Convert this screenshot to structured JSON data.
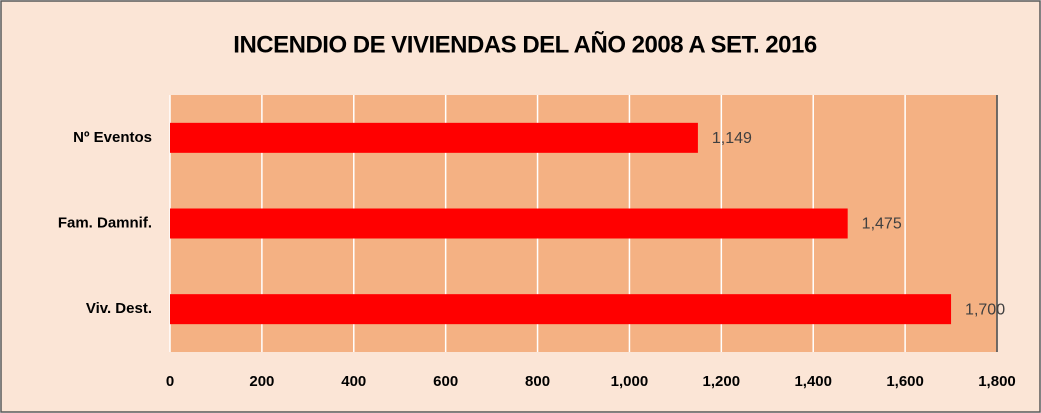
{
  "chart_data": {
    "type": "bar",
    "title": "INCENDIO DE VIVIENDAS DEL AÑO 2008 A SET. 2016",
    "categories": [
      "Nº Eventos",
      "Fam. Damnif.",
      "Viv. Dest."
    ],
    "values": [
      1149,
      1475,
      1700
    ],
    "value_labels": [
      "1,149",
      "1,475",
      "1,700"
    ],
    "color": "#ff0000",
    "xlim": [
      0,
      1800
    ],
    "xticks": [
      0,
      200,
      400,
      600,
      800,
      {
        "value": 1000,
        "label": "1,000"
      },
      {
        "value": 1200,
        "label": "1,200"
      },
      {
        "value": 1400,
        "label": "1,400"
      },
      {
        "value": 1600,
        "label": "1,600"
      },
      {
        "value": 1800,
        "label": "1,800"
      }
    ],
    "grid": true
  }
}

• **Problem to solve**
Pictures don't belong in the copy. Restate all the entries exactly.

• **Output of the task**
Convert this screenshot to structured JSON data.
{
  "chart_data": {
    "type": "bar",
    "title": "INCENDIO DE VIVIENDAS DEL AÑO 2008 A SET. 2016",
    "categories": [
      "Nº Eventos",
      "Fam. Damnif.",
      "Viv. Dest."
    ],
    "values": [
      1149,
      1475,
      1700
    ],
    "value_labels": [
      "1,149",
      "1,475",
      "1,700"
    ],
    "color": "#ff0000",
    "xlim": [
      0,
      1800
    ],
    "xticks": [
      0,
      200,
      400,
      600,
      800,
      {
        "value": 1000,
        "label": "1,000"
      },
      {
        "value": 1200,
        "label": "1,200"
      },
      {
        "value": 1400,
        "label": "1,400"
      },
      {
        "value": 1600,
        "label": "1,600"
      },
      {
        "value": 1800,
        "label": "1,800"
      }
    ],
    "grid": true
  }
}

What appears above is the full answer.